## TASK TO CARRY OUT
Check each line of the material. Copy those containing "covibes".

## ROWS
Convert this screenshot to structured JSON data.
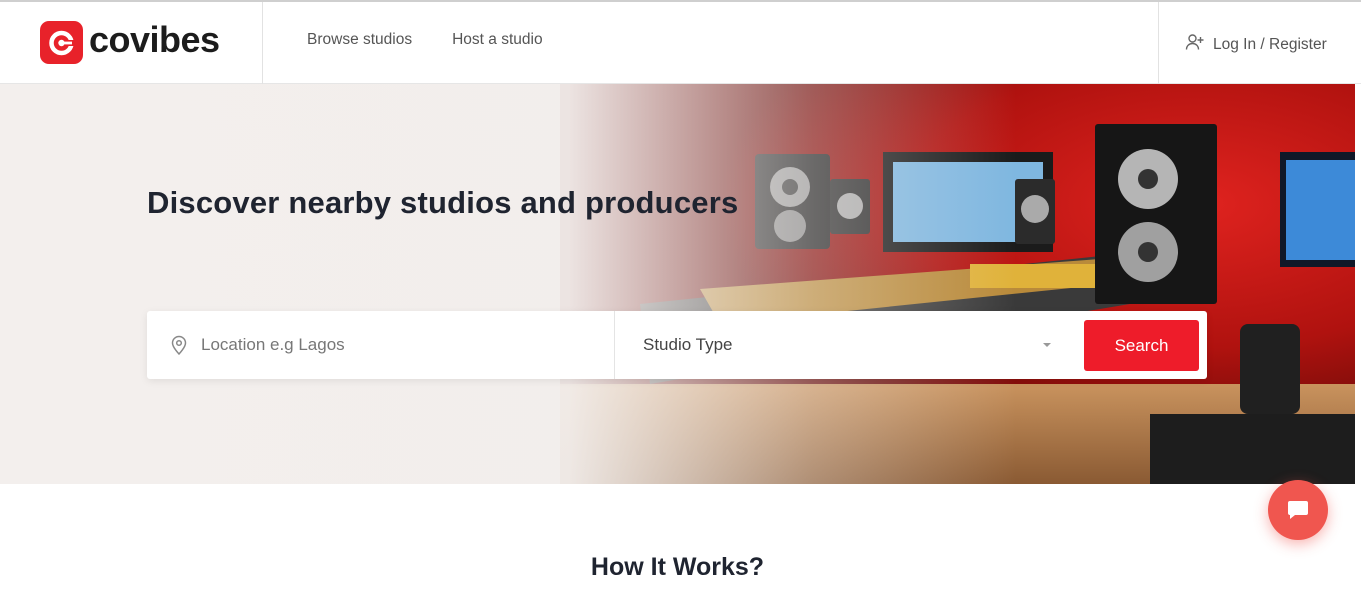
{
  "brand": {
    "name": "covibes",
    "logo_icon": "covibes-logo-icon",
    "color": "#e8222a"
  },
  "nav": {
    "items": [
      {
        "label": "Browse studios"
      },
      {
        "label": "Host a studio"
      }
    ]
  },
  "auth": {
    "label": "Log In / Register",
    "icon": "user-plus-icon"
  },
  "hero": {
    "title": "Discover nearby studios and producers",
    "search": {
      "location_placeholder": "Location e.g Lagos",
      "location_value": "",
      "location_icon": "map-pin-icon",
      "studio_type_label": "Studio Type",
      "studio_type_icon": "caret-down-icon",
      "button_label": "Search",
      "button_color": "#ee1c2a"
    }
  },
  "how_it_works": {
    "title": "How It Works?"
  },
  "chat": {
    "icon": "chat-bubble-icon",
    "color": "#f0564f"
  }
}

## SOLUTION TO THIS TASK
    "name": "covibes",
    "logo_icon": "covibes-logo-icon",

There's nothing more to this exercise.